*Written request:*
Render the lines from the one containing "List UI elements" through the one containing "model-cell: [559, 711, 699, 846]", both included, as a Markdown table with the columns Row and Line. Number the rows and leave out blank lines.

::: Extracted records :::

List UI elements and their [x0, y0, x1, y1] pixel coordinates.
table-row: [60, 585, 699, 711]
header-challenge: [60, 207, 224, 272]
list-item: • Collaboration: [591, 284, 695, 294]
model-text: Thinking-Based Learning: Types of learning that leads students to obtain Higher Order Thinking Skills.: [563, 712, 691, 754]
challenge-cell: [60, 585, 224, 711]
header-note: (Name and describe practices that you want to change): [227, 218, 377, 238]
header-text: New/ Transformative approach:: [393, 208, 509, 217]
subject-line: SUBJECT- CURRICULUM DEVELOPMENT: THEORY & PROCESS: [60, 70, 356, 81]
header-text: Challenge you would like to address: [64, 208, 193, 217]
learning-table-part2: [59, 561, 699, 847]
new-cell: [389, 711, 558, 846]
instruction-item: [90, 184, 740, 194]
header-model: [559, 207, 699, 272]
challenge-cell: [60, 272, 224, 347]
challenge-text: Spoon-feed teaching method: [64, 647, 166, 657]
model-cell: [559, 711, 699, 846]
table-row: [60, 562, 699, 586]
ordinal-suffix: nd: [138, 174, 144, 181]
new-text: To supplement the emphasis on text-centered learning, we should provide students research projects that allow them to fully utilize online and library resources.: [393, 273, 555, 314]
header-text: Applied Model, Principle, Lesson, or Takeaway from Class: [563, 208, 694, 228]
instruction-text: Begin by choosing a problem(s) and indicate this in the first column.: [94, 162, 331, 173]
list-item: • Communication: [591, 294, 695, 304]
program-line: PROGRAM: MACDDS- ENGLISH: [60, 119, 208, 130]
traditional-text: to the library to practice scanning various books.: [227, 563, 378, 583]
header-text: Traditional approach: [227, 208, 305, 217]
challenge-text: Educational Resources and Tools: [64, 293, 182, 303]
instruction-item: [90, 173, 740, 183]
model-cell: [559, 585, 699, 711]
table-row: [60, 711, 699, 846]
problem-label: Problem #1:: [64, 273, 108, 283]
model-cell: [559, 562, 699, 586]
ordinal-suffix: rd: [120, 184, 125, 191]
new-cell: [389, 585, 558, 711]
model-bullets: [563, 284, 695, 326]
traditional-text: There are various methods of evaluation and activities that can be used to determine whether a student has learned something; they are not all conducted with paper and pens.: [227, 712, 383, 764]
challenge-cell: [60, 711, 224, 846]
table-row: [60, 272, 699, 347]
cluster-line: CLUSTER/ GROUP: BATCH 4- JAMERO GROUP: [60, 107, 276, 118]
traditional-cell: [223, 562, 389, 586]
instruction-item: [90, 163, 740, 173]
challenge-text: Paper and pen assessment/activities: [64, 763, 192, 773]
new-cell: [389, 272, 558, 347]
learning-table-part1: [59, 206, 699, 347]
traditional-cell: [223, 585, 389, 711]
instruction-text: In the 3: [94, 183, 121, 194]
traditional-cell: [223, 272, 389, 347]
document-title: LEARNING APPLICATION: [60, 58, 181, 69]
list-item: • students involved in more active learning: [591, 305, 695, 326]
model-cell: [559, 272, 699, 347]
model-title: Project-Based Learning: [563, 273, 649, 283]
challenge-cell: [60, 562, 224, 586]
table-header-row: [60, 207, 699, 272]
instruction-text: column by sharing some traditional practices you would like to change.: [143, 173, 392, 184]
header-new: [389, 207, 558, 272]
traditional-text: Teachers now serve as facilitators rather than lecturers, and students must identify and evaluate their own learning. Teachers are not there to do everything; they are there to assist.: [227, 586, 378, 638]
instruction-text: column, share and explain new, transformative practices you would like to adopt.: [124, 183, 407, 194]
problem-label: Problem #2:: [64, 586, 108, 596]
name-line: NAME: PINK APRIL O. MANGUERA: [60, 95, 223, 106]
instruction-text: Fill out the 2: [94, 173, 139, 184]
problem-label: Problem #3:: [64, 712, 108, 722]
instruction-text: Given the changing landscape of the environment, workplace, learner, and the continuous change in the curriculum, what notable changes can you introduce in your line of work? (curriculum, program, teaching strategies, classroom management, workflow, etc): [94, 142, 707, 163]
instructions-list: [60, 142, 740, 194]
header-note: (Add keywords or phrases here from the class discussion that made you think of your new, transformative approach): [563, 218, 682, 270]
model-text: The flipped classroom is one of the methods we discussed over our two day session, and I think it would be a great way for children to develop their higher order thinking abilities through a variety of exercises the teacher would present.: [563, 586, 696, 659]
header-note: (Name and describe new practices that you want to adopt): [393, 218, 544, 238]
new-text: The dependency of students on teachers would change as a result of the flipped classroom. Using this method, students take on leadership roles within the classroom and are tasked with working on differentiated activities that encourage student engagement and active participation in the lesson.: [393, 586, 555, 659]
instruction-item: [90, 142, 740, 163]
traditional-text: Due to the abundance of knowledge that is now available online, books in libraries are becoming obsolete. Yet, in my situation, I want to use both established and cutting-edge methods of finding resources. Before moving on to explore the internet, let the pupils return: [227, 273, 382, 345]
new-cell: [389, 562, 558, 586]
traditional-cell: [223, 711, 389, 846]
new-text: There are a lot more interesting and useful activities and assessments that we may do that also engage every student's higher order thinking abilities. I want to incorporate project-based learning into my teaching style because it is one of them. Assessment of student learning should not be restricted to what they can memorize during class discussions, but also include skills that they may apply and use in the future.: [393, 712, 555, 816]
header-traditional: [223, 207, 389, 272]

:::
::: Extracted records :::

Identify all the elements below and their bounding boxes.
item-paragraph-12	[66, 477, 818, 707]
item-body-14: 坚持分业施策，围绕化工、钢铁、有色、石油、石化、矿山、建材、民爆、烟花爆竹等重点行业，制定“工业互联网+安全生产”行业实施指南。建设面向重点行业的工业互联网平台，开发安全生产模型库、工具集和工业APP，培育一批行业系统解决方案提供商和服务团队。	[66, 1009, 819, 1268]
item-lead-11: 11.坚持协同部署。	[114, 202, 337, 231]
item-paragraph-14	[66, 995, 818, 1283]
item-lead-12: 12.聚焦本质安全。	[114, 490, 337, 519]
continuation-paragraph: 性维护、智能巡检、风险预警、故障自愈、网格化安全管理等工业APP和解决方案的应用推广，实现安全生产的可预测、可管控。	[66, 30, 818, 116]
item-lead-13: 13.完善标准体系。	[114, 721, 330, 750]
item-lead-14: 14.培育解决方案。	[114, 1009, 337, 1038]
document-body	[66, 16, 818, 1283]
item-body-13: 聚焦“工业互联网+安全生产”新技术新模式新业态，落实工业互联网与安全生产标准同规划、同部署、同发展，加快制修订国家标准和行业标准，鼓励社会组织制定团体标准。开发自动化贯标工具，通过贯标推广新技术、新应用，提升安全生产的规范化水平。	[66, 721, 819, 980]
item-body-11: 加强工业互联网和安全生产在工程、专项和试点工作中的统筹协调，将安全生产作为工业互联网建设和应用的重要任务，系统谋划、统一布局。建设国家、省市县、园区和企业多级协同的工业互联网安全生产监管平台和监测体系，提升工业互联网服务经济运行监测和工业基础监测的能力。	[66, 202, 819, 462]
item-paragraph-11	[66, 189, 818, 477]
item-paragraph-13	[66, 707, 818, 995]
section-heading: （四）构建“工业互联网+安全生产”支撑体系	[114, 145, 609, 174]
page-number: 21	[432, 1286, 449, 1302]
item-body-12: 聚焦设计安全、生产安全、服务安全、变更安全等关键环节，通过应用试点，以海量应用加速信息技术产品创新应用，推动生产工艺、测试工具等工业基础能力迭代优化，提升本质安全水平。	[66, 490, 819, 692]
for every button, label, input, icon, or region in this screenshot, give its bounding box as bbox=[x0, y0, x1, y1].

:::

*Correct response:*
| Row | Line |
|---|---|
| 1 | List UI elements and their [x0, y0, x1, y1] pixel coordinates. |
| 2 | table-row: [60, 585, 699, 711] |
| 3 | header-challenge: [60, 207, 224, 272] |
| 4 | list-item: • Collaboration: [591, 284, 695, 294] |
| 5 | model-text: Thinking-Based Learning: Types of learning that leads students to obtain Higher Order Thinking Skills.: [563, 712, 691, 754] |
| 6 | challenge-cell: [60, 585, 224, 711] |
| 7 | header-note: (Name and describe practices that you want to change): [227, 218, 377, 238] |
| 8 | header-text: New/ Transformative approach:: [393, 208, 509, 217] |
| 9 | subject-line: SUBJECT- CURRICULUM DEVELOPMENT: THEORY & PROCESS: [60, 70, 356, 81] |
| 10 | header-text: Challenge you would like to address: [64, 208, 193, 217] |
| 11 | learning-table-part2: [59, 561, 699, 847] |
| 12 | new-cell: [389, 711, 558, 846] |
| 13 | instruction-item: [90, 184, 740, 194] |
| 14 | header-model: [559, 207, 699, 272] |
| 15 | challenge-cell: [60, 272, 224, 347] |
| 16 | challenge-text: Spoon-feed teaching method: [64, 647, 166, 657] |
| 17 | model-cell: [559, 711, 699, 846] |